## Exercise requirements
Copy the data exactly as it appears, and do not include any pictures.

start Dataset entries

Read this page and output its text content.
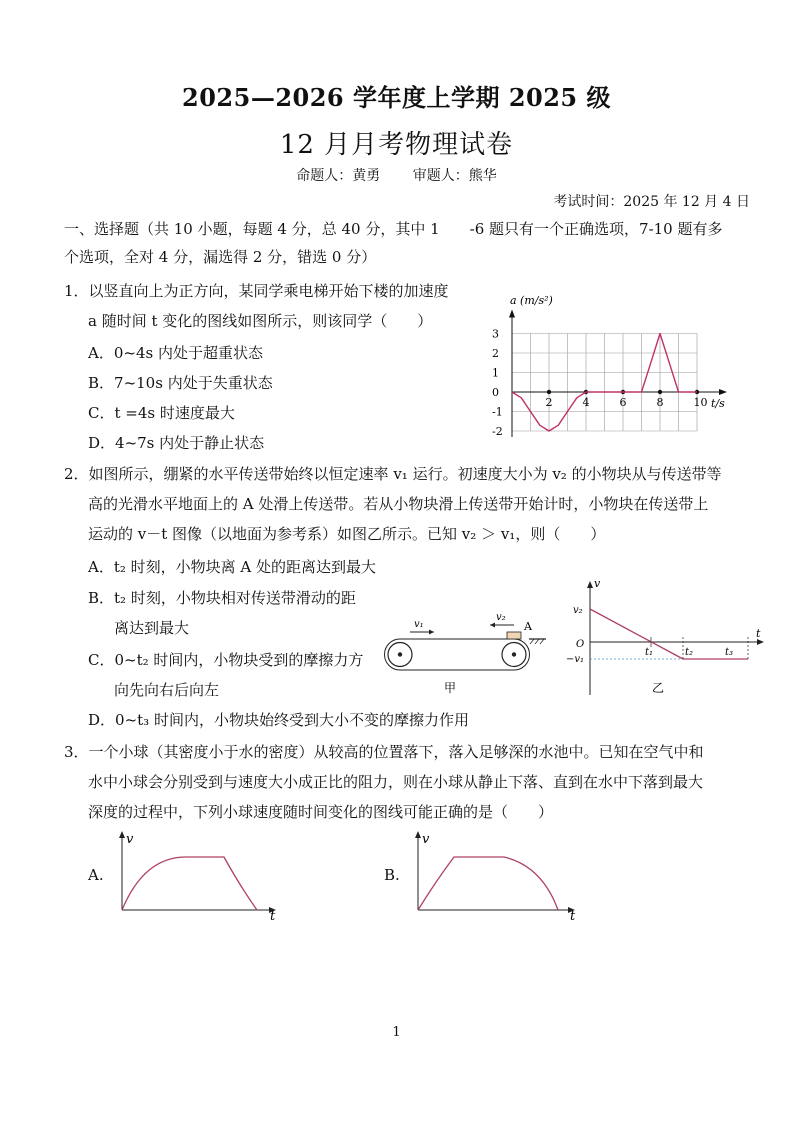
2025—2026 学年度上学期 2025 级
12 月月考物理试卷
命题人：黄勇 审题人：熊华
考试时间：2025 年 12 月 4 日
一、选择题（共 10 小题，每题 4 分，总 40 分，其中 1　　-6 题只有一个正确选项，7-10 题有多
个选项，全对 4 分，漏选得 2 分，错选 0 分）
1．以竖直向上为正方向，某同学乘电梯开始下楼的加速度
a 随时间 t 变化的图线如图所示，则该同学（　　）
A．0~4s 内处于超重状态
B．7~10s 内处于失重状态
C．t =4s 时速度最大
D．4~7s 内处于静止状态
-2
-1
0
1
2
3
2	4	6	8	10
a (m/s²)
t/s
2．如图所示，绷紧的水平传送带始终以恒定速率 v₁ 运行。初速度大小为 v₂ 的小物块从与传送带等
高的光滑水平地面上的 A 处滑上传送带。若从小物块滑上传送带开始计时，小物块在传送带上
运动的 v－t 图像（以地面为参考系）如图乙所示。已知 v₂ ＞ v₁，则（　　）
A．t₂ 时刻，小物块离 A 处的距离达到最大
B．t₂ 时刻，小物块相对传送带滑动的距
离达到最大
C．0~t₂ 时间内，小物块受到的摩擦力方
向先向右后向左
D．0~t₃ 时间内，小物块始终受到大小不变的摩擦力作用
A
v₁
v₂
甲
v
t
O
v₂
−v₁
t₁	t₂	t₃
乙
3．一个小球（其密度小于水的密度）从较高的位置落下，落入足够深的水池中。已知在空气中和
水中小球会分别受到与速度大小成正比的阻力，则在小球从静止下落、直到在水中下落到最大
深度的过程中，下列小球速度随时间变化的图线可能正确的是（　　）
A.
v
t
B.
v
t
1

end Dataset entries

## Complete response
Read this page and output its text content.
2025—2026 学年度上学期 2025 级
12 月月考物理试卷
命题人：黄勇 审题人：熊华
考试时间：2025 年 12 月 4 日
一、选择题（共 10 小题，每题 4 分，总 40 分，其中 1　　-6 题只有一个正确选项，7-10 题有多
个选项，全对 4 分，漏选得 2 分，错选 0 分）
1．以竖直向上为正方向，某同学乘电梯开始下楼的加速度
a 随时间 t 变化的图线如图所示，则该同学（　　）
A．0~4s 内处于超重状态
B．7~10s 内处于失重状态
C．t =4s 时速度最大
D．4~7s 内处于静止状态
-2
-1
0
1
2
3
2	4	6	8	10
a (m/s²)
t/s
2．如图所示，绷紧的水平传送带始终以恒定速率 v₁ 运行。初速度大小为 v₂ 的小物块从与传送带等
高的光滑水平地面上的 A 处滑上传送带。若从小物块滑上传送带开始计时，小物块在传送带上
运动的 v－t 图像（以地面为参考系）如图乙所示。已知 v₂ ＞ v₁，则（　　）
A．t₂ 时刻，小物块离 A 处的距离达到最大
B．t₂ 时刻，小物块相对传送带滑动的距
离达到最大
C．0~t₂ 时间内，小物块受到的摩擦力方
向先向右后向左
D．0~t₃ 时间内，小物块始终受到大小不变的摩擦力作用
A
v₁
v₂
甲
v
t
O
v₂
−v₁
t₁	t₂	t₃
乙
3．一个小球（其密度小于水的密度）从较高的位置落下，落入足够深的水池中。已知在空气中和
水中小球会分别受到与速度大小成正比的阻力，则在小球从静止下落、直到在水中下落到最大
深度的过程中，下列小球速度随时间变化的图线可能正确的是（　　）
A.
v
t
B.
v
t
1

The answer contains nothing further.